Selected text -
▬▬▬▬▬▬▬▬▬▬

When is the Commission planning to present the reviewed text of the EIA Directive? Which option is the Commission likely to choose in order to guarantee the independence of the environmental assessment?
Janez Potočnik, Member of the Commission. − It is true that under the Environmental Impact Assessment (EIA) Directive, the responsibility for gathering the necessary environmental information and submitting it to the public authorities is given to the developer. However, this does not result in an opaque and partial EIA process as the Directive contains several safeguards which ensure a transparent and objective environmental assessment of projects.
These safeguards are to be found, firstly, in the description of the minimum information to be included in the environmental impact assessment report which is required by the EIA Directive and, secondly, in the consultations with the competent environmental authorities and the public. Indeed, all the information provided by the developer has to be made public to the environmental authorities and the public, which have to be consulted.
The accuracy of this information can be challenged at any point of the consultations, before the final decision is taken. This means that the competent environmental authorities can use their own capacity to proceed with a proper assessment of the information provided, while NGOs or interested parties can – and very often do – challenge the whole assessment on the basis of the data provided, in case they do not reflect the real situation or omit clearly to conform to the requirements of the EIA provisions. The final decision to grant or refuse development consent must take into consideration the results of consultations and the information gathered and must contain the main reasons on which it is based. All this is also made available to the public.
But, to be honest, your question is very relevant. After more than 20 years of implementation, we have identified the areas where improvements are needed and reached the conclusion that the EIA Directive should be reviewed. My objective is to present a new text which will further improve environmental protection, take on board the challenges in the areas of climate change, energy and biodiversity, integrate the ECJ case-law and harmonise and simplify, to the extent possible, existing procedures.
In this context, the overall quality of the environmental assessments will be a central issue, and there is certainly room for improvement. On the one hand, the quality control of the EIA documentation submitted by the developer could be improved. On the other hand, the quality of the EIA process itself could be reinforced.
My services have already started working on the review of the EIA Directive. By the end of June, a broad consultation of the public and of the stakeholders will be launched. You are of course invited to participate and also express your views.
Once all the relevant data and information are on the table, the Commission will identify the appropriate policy options for amending the EIA Directive, including ways of ensuring the independence of the environmental assessments. Any Commission proposal will have to be subject to a legislative impact assessment. I am not yet in a position to give you a date for the Commission’s proposal, but my intention is clearly to present this proposal during my mandate, better sooner than later, though of course there is still some quite serious work to be done before then.

▬▬▬▬▬▬▬▬▬▬

Extracted records -
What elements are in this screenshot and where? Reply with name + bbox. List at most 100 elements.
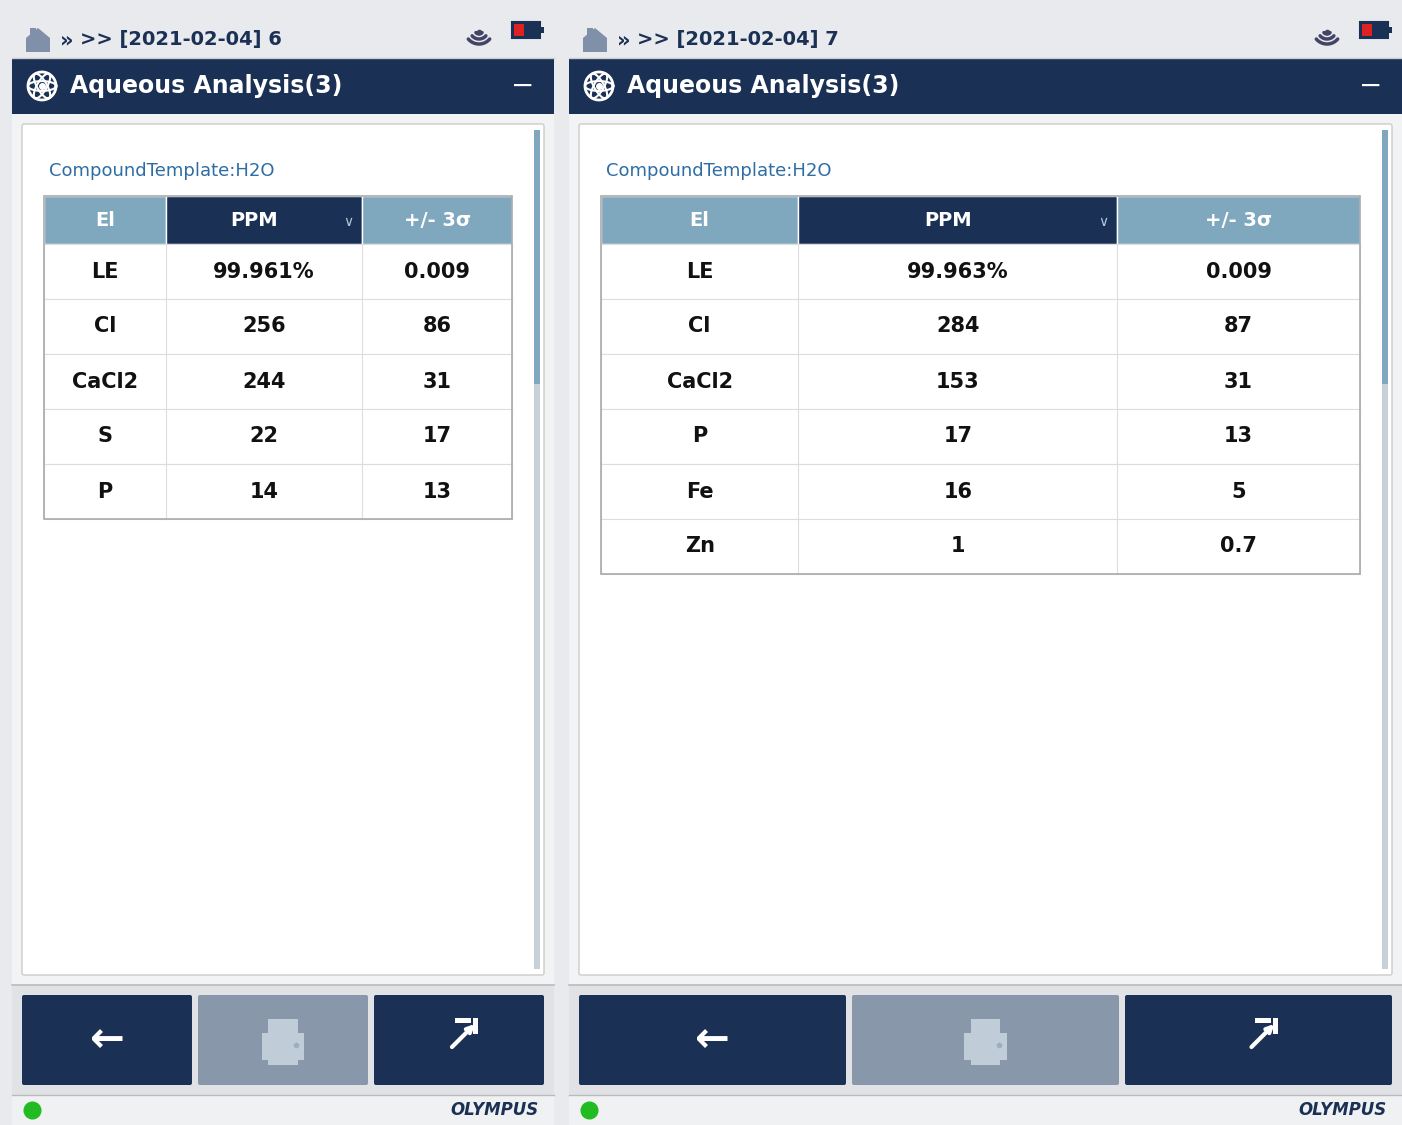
Text: −: − [510,72,534,100]
Text: 31: 31 [1224,371,1253,391]
Bar [1361,24,1371,36]
Bar [13,1095,554,1125]
Text: 1: 1 [951,537,965,557]
Text: LE: LE [686,261,714,281]
Bar [970,1019,1000,1035]
Bar [362,196,512,244]
Text: +/- 3σ: +/- 3σ [1204,210,1272,230]
Text: 17: 17 [944,426,972,447]
Text: −: − [1359,72,1382,100]
FancyBboxPatch shape [22,124,544,975]
Bar [601,196,1360,574]
Text: OLYMPUS: OLYMPUS [451,1101,538,1119]
Text: ←: ← [695,1019,730,1061]
Bar [512,22,540,38]
Bar [43,196,512,519]
Text: 14: 14 [250,482,279,502]
Bar [798,196,1117,244]
Bar [534,130,540,969]
FancyBboxPatch shape [22,994,192,1084]
Text: ∨: ∨ [343,215,353,229]
Bar [13,0,554,1125]
Bar [569,1095,1402,1125]
Bar [601,196,798,244]
Text: Aqueous Analysis(3): Aqueous Analysis(3) [627,74,899,98]
Bar [29,28,36,36]
Bar [601,354,1360,410]
FancyBboxPatch shape [1124,994,1392,1084]
Text: 13: 13 [422,482,451,502]
Text: OLYMPUS: OLYMPUS [1298,1101,1387,1119]
Bar [268,1053,297,1064]
Text: ←: ← [90,1019,125,1061]
Bar [43,299,512,354]
Bar [965,1034,1007,1060]
FancyBboxPatch shape [579,994,845,1084]
Text: CompoundTemplate:H2O: CompoundTemplate:H2O [49,162,275,180]
Text: 5: 5 [1231,482,1246,502]
Text: 0.7: 0.7 [1220,537,1258,557]
Text: El: El [690,210,709,230]
Bar [13,114,554,986]
Bar [43,244,512,299]
Text: LE: LE [91,261,119,281]
Text: ∨: ∨ [1098,215,1108,229]
Bar [43,464,512,519]
Bar [540,27,544,34]
FancyBboxPatch shape [198,994,367,1084]
Text: 244: 244 [243,371,286,391]
Bar [1117,196,1360,244]
Bar [534,130,540,384]
Text: 22: 22 [250,426,279,447]
Bar [268,1019,297,1035]
Bar [601,244,1360,299]
Text: 99.961%: 99.961% [213,261,315,281]
Bar [1382,130,1388,969]
Text: 153: 153 [937,371,980,391]
Bar [601,464,1360,519]
Text: 0.009: 0.009 [1206,261,1272,281]
Bar [569,114,1402,986]
Text: 86: 86 [422,316,451,336]
Bar [13,58,554,114]
Bar [1360,22,1388,38]
Polygon shape [27,28,50,52]
Text: Aqueous Analysis(3): Aqueous Analysis(3) [70,74,342,98]
Bar [601,519,1360,574]
Bar [569,986,1402,1095]
Text: 284: 284 [937,316,980,336]
Text: Cl: Cl [94,316,116,336]
Text: CaCl2: CaCl2 [72,371,137,391]
Bar [165,196,362,244]
Text: El: El [95,210,115,230]
Text: 256: 256 [243,316,286,336]
Text: »: » [617,30,631,50]
Text: 16: 16 [944,482,972,502]
Text: P: P [693,426,707,447]
FancyBboxPatch shape [852,994,1119,1084]
Text: CompoundTemplate:H2O: CompoundTemplate:H2O [606,162,831,180]
Text: >> [2021-02-04] 6: >> [2021-02-04] 6 [80,30,282,50]
Bar [13,0,554,58]
Text: »: » [60,30,73,50]
Bar [262,1034,304,1060]
FancyBboxPatch shape [579,124,1392,975]
Text: 99.963%: 99.963% [907,261,1008,281]
Text: P: P [97,482,112,502]
Text: 17: 17 [422,426,451,447]
Bar [1255,1018,1270,1023]
Text: 87: 87 [1224,316,1253,336]
Bar [43,196,165,244]
Bar [43,410,512,464]
Bar [1388,27,1392,34]
Text: PPM: PPM [230,210,278,230]
FancyBboxPatch shape [374,994,544,1084]
Text: 0.009: 0.009 [404,261,470,281]
Bar [472,1018,478,1034]
Text: S: S [97,426,112,447]
Bar [13,986,554,1095]
Bar [601,299,1360,354]
Bar [970,1053,1000,1064]
Bar [569,0,1402,1125]
Bar [601,410,1360,464]
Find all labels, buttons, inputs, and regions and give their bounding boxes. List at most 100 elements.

▬▬▬▬▬▬▬▬▬▬

Instructions -
1/ Answer these questions from the EIA Directive answer.
(a) Who does the Directive make responsible for gathering the necessary environmental information and submitting it to the public authorities?
(b) After how many years of implementation was the conclusion reached that the Directive should be reviewed?
(c) By when will a broad consultation of the public and the stakeholders be launched?
2/ Recast the paragraph of the EIA Directive answer that begins "The accuracy of this information" as a bulleted list, keeping its main facts.
3/ Summarize the EIA Directive answer in two sentences.
The data play no part in this exercise.

Task-by-task outputs -
1/
(a) The developer.
(b) More than 20 years.
(c) By the end of June.

2/
- The accuracy of the developer's information can be challenged at any point of the consultations, before the final decision is taken.
- The competent environmental authorities can use their own capacity to assess the information properly.
- NGOs or interested parties can, and very often do, challenge the whole assessment if the data do not reflect the real situation or clearly fail to conform to the EIA requirements.
- The final decision to grant or refuse development consent must take into account the results of the consultations and the information gathered, and must state its main reasons.
- All of this is made available to the public.

3/ Although the EIA Directive makes the developer responsible for gathering and submitting environmental information, safeguards such as the required minimum report contents and consultation with environmental authorities and the public ensure a transparent and objective assessment. After more than 20 years of implementation, the Commission has started reviewing the Directive and will launch a broad consultation by the end of June before identifying policy options, including ways of ensuring independent assessments, although no date for its proposal can yet be given.